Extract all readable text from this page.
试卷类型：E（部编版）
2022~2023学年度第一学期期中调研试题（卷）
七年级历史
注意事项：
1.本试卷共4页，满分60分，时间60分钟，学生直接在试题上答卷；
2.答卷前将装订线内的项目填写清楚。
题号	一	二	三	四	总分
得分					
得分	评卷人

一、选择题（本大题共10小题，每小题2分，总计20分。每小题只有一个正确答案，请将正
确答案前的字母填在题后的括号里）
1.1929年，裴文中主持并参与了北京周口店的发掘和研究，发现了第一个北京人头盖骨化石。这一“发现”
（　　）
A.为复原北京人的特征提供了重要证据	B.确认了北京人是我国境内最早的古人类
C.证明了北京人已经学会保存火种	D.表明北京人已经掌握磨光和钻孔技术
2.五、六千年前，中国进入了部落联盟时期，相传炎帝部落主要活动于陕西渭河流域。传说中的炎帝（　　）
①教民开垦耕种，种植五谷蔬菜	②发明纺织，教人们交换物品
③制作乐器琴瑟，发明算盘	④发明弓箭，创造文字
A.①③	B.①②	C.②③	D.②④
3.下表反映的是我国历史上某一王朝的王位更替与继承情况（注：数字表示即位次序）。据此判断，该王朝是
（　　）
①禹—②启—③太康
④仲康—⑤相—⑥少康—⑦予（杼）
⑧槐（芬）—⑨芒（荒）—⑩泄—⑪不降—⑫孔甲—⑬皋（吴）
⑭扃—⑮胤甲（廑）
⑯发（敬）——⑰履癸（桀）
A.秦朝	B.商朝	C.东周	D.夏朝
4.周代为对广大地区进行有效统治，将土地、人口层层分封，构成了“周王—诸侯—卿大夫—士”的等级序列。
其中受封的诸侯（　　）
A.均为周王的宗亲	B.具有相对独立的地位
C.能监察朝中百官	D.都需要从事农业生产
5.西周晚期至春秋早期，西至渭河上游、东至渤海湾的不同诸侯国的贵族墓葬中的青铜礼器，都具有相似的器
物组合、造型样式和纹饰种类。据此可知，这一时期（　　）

■ ■ ■

» **AIM OF THE EXERCISE**:
Repeat back the data above, exact to the last character.

» **SOLUTION TO THIS EXERCISE**:
Extract all readable text from this page.
试卷类型：E（部编版）
2022~2023学年度第一学期期中调研试题（卷）
七年级历史
注意事项：
1.本试卷共4页，满分60分，时间60分钟，学生直接在试题上答卷；
2.答卷前将装订线内的项目填写清楚。
题号	一	二	三	四	总分
得分					
得分	评卷人

一、选择题（本大题共10小题，每小题2分，总计20分。每小题只有一个正确答案，请将正
确答案前的字母填在题后的括号里）
1.1929年，裴文中主持并参与了北京周口店的发掘和研究，发现了第一个北京人头盖骨化石。这一“发现”
（　　）
A.为复原北京人的特征提供了重要证据	B.确认了北京人是我国境内最早的古人类
C.证明了北京人已经学会保存火种	D.表明北京人已经掌握磨光和钻孔技术
2.五、六千年前，中国进入了部落联盟时期，相传炎帝部落主要活动于陕西渭河流域。传说中的炎帝（　　）
①教民开垦耕种，种植五谷蔬菜	②发明纺织，教人们交换物品
③制作乐器琴瑟，发明算盘	④发明弓箭，创造文字
A.①③	B.①②	C.②③	D.②④
3.下表反映的是我国历史上某一王朝的王位更替与继承情况（注：数字表示即位次序）。据此判断，该王朝是
（　　）
①禹—②启—③太康
④仲康—⑤相—⑥少康—⑦予（杼）
⑧槐（芬）—⑨芒（荒）—⑩泄—⑪不降—⑫孔甲—⑬皋（吴）
⑭扃—⑮胤甲（廑）
⑯发（敬）——⑰履癸（桀）
A.秦朝	B.商朝	C.东周	D.夏朝
4.周代为对广大地区进行有效统治，将土地、人口层层分封，构成了“周王—诸侯—卿大夫—士”的等级序列。
其中受封的诸侯（　　）
A.均为周王的宗亲	B.具有相对独立的地位
C.能监察朝中百官	D.都需要从事农业生产
5.西周晚期至春秋早期，西至渭河上游、东至渤海湾的不同诸侯国的贵族墓葬中的青铜礼器，都具有相似的器
物组合、造型样式和纹饰种类。据此可知，这一时期（　　）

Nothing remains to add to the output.